++++ Material supplied

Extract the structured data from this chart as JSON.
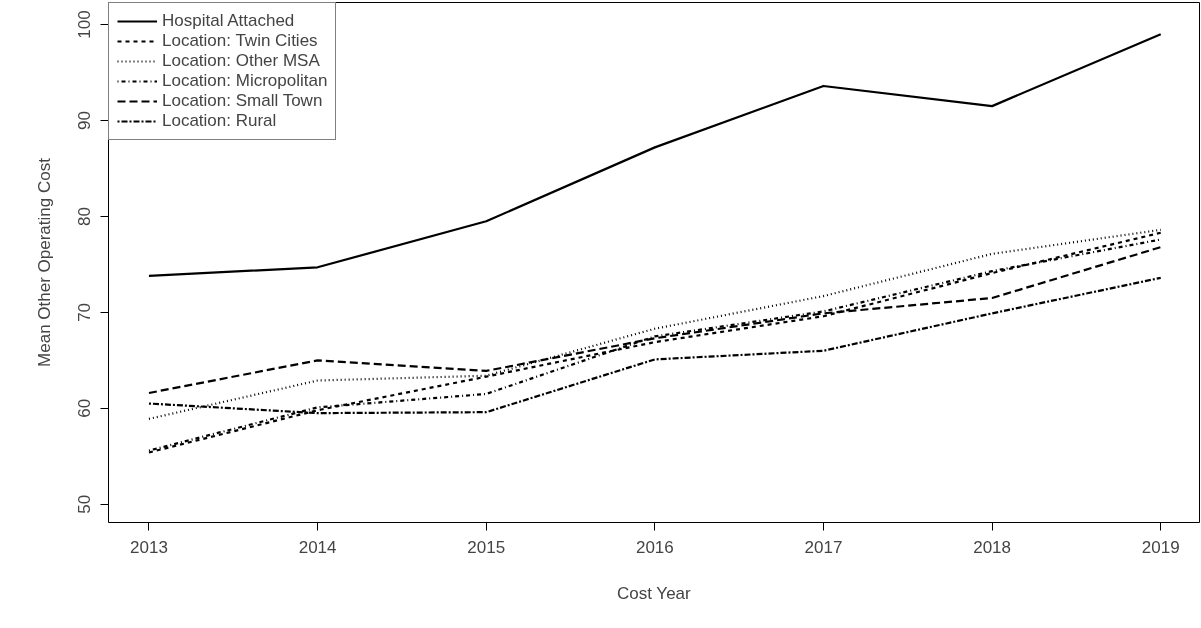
{
  "chart_data": {
    "type": "line",
    "xlabel": "Cost Year",
    "ylabel": "Mean Other Operating Cost",
    "x": [
      2013,
      2014,
      2015,
      2016,
      2017,
      2018,
      2019
    ],
    "xlim": [
      2012.76,
      2019.23
    ],
    "xticks": [
      2013,
      2014,
      2015,
      2016,
      2017,
      2018,
      2019
    ],
    "ylim": [
      48.1,
      102.3
    ],
    "yticks": [
      50,
      60,
      70,
      80,
      90,
      100
    ],
    "grid": false,
    "legend": "top left",
    "marker": "none",
    "series": [
      {
        "name": "Hospital Attached",
        "color": "#000000",
        "line_style": "solid",
        "values": [
          73.8,
          74.7,
          79.5,
          87.2,
          93.6,
          91.5,
          99.0
        ]
      },
      {
        "name": "Location: Twin Cities",
        "color": "#000000",
        "line_style": "dashed",
        "values": [
          55.4,
          59.8,
          63.3,
          66.9,
          69.6,
          74.1,
          78.3
        ]
      },
      {
        "name": "Location: Other MSA",
        "color": "#000000",
        "line_style": "dotted",
        "values": [
          58.9,
          62.9,
          63.4,
          68.3,
          71.7,
          76.1,
          78.6
        ]
      },
      {
        "name": "Location: Micropolitan",
        "color": "#000000",
        "line_style": "dashdot",
        "values": [
          55.6,
          60.1,
          61.5,
          67.5,
          70.1,
          74.3,
          77.6
        ]
      },
      {
        "name": "Location: Small Town",
        "color": "#000000",
        "line_style": "longdash",
        "values": [
          61.6,
          65.0,
          63.9,
          67.3,
          69.9,
          71.5,
          76.8
        ]
      },
      {
        "name": "Location: Rural",
        "color": "#000000",
        "line_style": "twodash",
        "values": [
          60.5,
          59.5,
          59.6,
          65.1,
          66.0,
          69.9,
          73.6
        ]
      }
    ]
  }
}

++++++++

**Problem to work on:** Without including the pictures, reproduce all entries exactly.

**Completed exercise:**
Extract the structured data from this chart as JSON.
{
  "chart_data": {
    "type": "line",
    "xlabel": "Cost Year",
    "ylabel": "Mean Other Operating Cost",
    "x": [
      2013,
      2014,
      2015,
      2016,
      2017,
      2018,
      2019
    ],
    "xlim": [
      2012.76,
      2019.23
    ],
    "xticks": [
      2013,
      2014,
      2015,
      2016,
      2017,
      2018,
      2019
    ],
    "ylim": [
      48.1,
      102.3
    ],
    "yticks": [
      50,
      60,
      70,
      80,
      90,
      100
    ],
    "grid": false,
    "legend": "top left",
    "marker": "none",
    "series": [
      {
        "name": "Hospital Attached",
        "color": "#000000",
        "line_style": "solid",
        "values": [
          73.8,
          74.7,
          79.5,
          87.2,
          93.6,
          91.5,
          99.0
        ]
      },
      {
        "name": "Location: Twin Cities",
        "color": "#000000",
        "line_style": "dashed",
        "values": [
          55.4,
          59.8,
          63.3,
          66.9,
          69.6,
          74.1,
          78.3
        ]
      },
      {
        "name": "Location: Other MSA",
        "color": "#000000",
        "line_style": "dotted",
        "values": [
          58.9,
          62.9,
          63.4,
          68.3,
          71.7,
          76.1,
          78.6
        ]
      },
      {
        "name": "Location: Micropolitan",
        "color": "#000000",
        "line_style": "dashdot",
        "values": [
          55.6,
          60.1,
          61.5,
          67.5,
          70.1,
          74.3,
          77.6
        ]
      },
      {
        "name": "Location: Small Town",
        "color": "#000000",
        "line_style": "longdash",
        "values": [
          61.6,
          65.0,
          63.9,
          67.3,
          69.9,
          71.5,
          76.8
        ]
      },
      {
        "name": "Location: Rural",
        "color": "#000000",
        "line_style": "twodash",
        "values": [
          60.5,
          59.5,
          59.6,
          65.1,
          66.0,
          69.9,
          73.6
        ]
      }
    ]
  }
}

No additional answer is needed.